## START
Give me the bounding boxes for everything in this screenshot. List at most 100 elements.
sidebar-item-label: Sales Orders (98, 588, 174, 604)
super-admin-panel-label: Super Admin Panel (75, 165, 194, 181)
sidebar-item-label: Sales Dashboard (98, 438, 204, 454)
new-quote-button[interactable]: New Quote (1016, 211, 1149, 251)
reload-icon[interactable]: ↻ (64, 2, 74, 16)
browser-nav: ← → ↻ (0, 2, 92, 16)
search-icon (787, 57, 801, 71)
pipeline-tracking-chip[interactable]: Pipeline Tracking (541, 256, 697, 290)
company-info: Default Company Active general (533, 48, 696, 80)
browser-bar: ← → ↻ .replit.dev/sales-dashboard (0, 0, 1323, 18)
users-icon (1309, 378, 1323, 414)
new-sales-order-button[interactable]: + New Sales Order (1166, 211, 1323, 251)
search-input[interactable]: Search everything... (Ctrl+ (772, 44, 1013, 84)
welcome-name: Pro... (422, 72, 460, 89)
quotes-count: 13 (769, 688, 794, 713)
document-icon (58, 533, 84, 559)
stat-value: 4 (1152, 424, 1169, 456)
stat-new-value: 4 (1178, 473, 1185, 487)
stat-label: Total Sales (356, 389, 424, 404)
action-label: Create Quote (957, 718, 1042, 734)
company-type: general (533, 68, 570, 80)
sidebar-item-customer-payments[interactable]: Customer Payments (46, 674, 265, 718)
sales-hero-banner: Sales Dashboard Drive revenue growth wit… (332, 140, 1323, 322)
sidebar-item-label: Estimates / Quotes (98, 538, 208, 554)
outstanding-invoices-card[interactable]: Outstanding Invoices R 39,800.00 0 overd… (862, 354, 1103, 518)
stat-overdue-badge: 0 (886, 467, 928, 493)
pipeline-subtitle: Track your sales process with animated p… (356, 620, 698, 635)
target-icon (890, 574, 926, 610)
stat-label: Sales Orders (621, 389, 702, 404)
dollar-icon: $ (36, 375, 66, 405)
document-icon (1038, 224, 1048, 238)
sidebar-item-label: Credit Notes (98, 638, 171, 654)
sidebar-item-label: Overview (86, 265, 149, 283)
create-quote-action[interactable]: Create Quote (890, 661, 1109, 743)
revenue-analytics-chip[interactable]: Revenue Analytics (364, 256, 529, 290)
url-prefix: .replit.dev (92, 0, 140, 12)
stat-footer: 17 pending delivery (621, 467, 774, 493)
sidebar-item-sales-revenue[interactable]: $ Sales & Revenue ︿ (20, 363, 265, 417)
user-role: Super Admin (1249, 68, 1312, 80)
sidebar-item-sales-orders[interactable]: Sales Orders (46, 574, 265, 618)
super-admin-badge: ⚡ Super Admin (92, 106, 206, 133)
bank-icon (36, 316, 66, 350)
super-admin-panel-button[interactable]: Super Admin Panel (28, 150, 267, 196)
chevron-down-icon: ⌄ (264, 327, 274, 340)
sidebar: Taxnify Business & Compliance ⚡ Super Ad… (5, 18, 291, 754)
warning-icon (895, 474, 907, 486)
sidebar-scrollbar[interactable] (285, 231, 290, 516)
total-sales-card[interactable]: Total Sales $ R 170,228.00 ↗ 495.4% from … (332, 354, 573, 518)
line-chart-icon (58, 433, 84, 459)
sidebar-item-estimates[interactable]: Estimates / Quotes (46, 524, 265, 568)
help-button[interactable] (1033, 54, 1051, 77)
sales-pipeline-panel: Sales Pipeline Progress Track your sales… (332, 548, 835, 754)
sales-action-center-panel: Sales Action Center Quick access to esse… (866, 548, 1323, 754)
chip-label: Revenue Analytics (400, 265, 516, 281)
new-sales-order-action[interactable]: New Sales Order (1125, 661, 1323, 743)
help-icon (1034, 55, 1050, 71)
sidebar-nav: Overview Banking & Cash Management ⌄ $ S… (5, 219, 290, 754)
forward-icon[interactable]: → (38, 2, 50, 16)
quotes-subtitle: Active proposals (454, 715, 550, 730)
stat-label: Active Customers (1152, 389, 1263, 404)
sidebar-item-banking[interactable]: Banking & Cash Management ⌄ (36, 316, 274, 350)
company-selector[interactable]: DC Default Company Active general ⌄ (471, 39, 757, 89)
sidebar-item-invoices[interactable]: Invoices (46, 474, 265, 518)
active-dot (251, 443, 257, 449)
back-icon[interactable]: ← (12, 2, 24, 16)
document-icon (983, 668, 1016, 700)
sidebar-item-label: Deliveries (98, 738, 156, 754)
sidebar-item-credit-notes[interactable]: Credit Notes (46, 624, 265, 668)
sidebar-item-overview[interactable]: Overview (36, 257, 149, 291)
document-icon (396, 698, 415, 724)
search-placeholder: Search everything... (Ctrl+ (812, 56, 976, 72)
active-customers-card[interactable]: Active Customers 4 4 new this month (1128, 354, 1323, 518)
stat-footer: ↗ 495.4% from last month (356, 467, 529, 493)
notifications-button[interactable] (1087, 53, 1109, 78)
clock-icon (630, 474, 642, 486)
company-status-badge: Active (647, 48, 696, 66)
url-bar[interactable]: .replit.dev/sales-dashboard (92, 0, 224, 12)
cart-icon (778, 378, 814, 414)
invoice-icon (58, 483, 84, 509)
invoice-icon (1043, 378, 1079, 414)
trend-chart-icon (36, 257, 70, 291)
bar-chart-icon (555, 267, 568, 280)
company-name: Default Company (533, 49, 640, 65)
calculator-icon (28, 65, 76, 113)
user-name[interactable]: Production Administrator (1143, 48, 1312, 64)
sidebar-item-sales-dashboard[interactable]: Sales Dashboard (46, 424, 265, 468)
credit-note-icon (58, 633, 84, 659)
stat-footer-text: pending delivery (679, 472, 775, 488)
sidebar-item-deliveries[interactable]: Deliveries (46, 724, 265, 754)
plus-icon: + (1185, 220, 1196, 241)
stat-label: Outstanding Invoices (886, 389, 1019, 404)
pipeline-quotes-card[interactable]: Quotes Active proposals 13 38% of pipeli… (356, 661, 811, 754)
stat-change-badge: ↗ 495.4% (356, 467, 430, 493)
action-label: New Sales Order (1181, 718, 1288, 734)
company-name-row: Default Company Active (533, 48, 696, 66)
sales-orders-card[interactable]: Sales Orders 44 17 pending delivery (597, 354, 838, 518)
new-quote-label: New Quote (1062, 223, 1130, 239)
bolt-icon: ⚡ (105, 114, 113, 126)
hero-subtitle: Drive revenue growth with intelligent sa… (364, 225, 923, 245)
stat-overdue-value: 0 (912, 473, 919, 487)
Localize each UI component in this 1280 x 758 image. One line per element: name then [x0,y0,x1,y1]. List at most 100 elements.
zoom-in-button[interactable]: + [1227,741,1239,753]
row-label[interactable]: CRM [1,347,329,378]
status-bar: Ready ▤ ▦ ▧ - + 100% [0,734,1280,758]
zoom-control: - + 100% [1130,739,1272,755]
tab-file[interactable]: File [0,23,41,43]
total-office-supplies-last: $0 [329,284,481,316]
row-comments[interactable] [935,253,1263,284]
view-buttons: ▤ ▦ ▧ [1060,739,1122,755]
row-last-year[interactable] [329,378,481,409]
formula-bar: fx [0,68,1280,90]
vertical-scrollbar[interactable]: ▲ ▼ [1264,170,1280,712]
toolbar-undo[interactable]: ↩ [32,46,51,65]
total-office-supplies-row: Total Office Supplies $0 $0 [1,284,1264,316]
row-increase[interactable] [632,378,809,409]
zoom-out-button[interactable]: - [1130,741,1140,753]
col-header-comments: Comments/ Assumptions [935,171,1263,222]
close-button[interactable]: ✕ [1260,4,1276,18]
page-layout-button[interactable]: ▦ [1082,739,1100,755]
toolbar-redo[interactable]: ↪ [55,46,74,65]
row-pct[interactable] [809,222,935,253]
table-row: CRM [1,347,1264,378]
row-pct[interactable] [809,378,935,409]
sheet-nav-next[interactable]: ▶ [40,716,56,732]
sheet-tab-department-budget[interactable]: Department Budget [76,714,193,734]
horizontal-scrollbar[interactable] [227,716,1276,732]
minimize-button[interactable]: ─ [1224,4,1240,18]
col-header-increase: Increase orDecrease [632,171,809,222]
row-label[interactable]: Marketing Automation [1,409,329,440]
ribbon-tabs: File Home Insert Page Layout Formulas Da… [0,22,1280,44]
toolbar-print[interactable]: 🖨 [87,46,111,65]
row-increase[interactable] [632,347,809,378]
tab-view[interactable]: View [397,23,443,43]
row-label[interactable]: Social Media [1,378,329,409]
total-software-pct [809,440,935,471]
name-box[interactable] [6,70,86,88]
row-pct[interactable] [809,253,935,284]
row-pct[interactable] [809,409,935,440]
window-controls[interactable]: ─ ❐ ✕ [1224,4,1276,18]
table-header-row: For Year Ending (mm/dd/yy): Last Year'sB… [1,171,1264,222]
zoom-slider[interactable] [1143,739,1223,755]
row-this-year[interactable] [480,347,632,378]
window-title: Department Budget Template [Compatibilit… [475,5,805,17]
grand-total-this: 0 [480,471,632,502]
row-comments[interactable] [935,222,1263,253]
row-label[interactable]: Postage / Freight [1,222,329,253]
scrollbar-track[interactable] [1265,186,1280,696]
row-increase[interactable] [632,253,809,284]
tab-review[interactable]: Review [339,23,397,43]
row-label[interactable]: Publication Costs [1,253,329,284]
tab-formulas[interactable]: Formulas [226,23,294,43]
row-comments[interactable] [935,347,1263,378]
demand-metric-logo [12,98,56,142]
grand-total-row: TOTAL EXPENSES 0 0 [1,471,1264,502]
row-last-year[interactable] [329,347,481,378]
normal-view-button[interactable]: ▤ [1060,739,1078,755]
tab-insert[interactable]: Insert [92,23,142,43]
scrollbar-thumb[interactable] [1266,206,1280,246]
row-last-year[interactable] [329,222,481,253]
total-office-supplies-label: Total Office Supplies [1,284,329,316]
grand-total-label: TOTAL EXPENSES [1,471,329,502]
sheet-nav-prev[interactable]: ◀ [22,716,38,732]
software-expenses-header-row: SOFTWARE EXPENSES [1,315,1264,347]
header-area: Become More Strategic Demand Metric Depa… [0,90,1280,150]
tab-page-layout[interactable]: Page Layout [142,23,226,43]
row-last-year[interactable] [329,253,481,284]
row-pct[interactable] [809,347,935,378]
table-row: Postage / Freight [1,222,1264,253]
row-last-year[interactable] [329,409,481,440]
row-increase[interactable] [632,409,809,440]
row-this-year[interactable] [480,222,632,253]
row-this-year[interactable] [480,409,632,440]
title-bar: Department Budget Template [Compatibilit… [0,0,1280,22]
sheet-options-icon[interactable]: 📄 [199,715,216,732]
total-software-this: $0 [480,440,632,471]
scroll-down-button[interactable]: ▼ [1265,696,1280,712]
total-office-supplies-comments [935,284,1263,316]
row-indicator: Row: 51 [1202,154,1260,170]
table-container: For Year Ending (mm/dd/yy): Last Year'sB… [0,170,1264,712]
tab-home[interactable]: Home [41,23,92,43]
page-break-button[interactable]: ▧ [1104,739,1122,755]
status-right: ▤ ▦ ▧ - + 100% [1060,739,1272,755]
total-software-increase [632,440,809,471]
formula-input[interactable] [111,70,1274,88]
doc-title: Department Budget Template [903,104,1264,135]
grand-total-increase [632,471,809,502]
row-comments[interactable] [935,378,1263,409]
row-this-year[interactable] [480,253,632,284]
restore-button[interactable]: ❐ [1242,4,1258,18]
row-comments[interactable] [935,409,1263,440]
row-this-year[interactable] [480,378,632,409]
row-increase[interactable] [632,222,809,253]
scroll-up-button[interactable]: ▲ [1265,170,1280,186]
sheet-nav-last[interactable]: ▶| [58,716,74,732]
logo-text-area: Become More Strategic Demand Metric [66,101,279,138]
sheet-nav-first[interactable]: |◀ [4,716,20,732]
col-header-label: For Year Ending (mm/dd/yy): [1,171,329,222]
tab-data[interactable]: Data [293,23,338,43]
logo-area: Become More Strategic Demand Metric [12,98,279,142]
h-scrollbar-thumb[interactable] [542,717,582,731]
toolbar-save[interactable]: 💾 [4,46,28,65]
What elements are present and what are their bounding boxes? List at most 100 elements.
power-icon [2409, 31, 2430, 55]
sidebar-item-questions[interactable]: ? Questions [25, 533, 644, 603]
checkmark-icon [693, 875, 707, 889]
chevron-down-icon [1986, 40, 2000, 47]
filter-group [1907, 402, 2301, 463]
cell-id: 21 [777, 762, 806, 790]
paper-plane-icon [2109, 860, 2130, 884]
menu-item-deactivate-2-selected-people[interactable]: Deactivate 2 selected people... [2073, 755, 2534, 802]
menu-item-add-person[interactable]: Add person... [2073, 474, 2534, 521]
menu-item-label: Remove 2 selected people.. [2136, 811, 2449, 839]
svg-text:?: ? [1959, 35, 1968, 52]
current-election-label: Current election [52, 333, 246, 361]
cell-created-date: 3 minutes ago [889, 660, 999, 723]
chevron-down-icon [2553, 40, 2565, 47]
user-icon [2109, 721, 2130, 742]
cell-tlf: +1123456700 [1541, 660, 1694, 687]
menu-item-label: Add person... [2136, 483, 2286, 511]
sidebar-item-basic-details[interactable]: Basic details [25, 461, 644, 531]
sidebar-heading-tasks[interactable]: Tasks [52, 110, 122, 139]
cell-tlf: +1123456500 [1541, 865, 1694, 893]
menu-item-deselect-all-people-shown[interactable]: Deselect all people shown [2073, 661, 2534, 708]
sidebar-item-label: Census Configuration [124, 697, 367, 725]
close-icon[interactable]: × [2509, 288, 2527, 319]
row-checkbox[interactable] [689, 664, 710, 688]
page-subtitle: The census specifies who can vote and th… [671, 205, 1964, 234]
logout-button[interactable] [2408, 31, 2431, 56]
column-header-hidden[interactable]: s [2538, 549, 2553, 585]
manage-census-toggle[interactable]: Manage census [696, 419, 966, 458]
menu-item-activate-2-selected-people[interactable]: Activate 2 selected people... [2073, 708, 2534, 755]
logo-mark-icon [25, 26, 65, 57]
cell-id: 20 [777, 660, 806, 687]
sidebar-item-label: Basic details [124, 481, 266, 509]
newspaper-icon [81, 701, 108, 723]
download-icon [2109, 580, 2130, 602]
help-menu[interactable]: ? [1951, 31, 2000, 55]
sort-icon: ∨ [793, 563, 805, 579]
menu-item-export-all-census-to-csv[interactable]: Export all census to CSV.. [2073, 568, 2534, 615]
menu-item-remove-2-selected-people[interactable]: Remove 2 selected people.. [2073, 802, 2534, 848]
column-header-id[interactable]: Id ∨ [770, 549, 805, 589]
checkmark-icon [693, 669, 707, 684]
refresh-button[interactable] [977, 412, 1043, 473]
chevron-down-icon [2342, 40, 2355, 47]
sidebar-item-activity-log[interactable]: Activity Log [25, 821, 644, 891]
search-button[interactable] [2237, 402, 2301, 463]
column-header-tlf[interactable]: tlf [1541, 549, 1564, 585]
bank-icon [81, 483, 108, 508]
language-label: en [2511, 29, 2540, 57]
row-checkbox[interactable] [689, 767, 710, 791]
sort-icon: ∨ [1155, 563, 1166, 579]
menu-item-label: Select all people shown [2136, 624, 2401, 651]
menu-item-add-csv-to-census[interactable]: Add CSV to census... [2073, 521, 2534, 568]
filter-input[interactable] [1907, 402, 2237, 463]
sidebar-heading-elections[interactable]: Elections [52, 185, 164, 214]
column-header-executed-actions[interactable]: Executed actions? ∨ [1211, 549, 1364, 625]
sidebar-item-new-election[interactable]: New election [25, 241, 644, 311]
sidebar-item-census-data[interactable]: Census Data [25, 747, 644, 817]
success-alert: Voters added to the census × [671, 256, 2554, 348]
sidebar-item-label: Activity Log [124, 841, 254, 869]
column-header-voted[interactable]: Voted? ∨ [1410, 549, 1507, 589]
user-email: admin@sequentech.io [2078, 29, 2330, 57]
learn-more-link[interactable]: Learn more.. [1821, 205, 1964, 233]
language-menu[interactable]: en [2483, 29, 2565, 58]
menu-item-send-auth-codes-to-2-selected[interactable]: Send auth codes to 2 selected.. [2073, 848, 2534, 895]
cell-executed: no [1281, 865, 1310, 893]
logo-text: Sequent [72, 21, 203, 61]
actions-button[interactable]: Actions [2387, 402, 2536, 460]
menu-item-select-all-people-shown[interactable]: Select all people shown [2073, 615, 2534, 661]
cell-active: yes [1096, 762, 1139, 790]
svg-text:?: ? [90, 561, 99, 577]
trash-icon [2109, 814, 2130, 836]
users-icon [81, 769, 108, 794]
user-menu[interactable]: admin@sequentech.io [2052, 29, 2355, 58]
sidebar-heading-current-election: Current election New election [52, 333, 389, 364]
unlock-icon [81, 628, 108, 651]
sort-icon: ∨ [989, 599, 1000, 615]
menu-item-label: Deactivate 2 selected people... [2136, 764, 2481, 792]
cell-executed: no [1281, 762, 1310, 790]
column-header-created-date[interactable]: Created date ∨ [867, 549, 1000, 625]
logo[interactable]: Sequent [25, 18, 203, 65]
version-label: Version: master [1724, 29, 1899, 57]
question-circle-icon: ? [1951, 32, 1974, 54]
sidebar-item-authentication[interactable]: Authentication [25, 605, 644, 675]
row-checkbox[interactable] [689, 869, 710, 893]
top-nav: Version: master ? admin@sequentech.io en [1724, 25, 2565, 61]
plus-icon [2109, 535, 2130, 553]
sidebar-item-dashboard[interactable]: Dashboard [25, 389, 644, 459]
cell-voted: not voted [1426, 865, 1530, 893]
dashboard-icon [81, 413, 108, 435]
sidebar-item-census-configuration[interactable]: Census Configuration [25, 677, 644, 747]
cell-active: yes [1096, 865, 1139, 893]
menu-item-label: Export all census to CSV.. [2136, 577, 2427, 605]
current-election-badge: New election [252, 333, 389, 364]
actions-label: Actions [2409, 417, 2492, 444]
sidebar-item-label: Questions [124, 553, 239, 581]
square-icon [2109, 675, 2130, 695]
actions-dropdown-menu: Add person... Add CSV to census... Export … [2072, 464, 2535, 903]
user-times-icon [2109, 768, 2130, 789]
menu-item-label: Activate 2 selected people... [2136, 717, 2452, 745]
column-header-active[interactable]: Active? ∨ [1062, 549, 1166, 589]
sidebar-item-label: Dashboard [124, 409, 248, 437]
## END
● REQUIREMENT: Retype the lines from the start of the records through the line holding "sales-hero-banner: Sales Dashboard", both ends included, with no changes.

● OUTPUT BELOW:
Give me the bounding boxes for everything in this screenshot. List at most 100 elements.
sidebar-item-label: Sales Orders (98, 588, 174, 604)
super-admin-panel-label: Super Admin Panel (75, 165, 194, 181)
sidebar-item-label: Sales Dashboard (98, 438, 204, 454)
new-quote-button[interactable]: New Quote (1016, 211, 1149, 251)
reload-icon[interactable]: ↻ (64, 2, 74, 16)
browser-nav: ← → ↻ (0, 2, 92, 16)
search-icon (787, 57, 801, 71)
pipeline-tracking-chip[interactable]: Pipeline Tracking (541, 256, 697, 290)
company-info: Default Company Active general (533, 48, 696, 80)
browser-bar: ← → ↻ .replit.dev/sales-dashboard (0, 0, 1323, 18)
users-icon (1309, 378, 1323, 414)
new-sales-order-button[interactable]: + New Sales Order (1166, 211, 1323, 251)
search-input[interactable]: Search everything... (Ctrl+ (772, 44, 1013, 84)
welcome-name: Pro... (422, 72, 460, 89)
quotes-count: 13 (769, 688, 794, 713)
document-icon (58, 533, 84, 559)
stat-value: 4 (1152, 424, 1169, 456)
stat-new-value: 4 (1178, 473, 1185, 487)
stat-label: Total Sales (356, 389, 424, 404)
action-label: Create Quote (957, 718, 1042, 734)
company-type: general (533, 68, 570, 80)
sidebar-item-customer-payments[interactable]: Customer Payments (46, 674, 265, 718)
sales-hero-banner: Sales Dashboard Drive revenue growth wit… (332, 140, 1323, 322)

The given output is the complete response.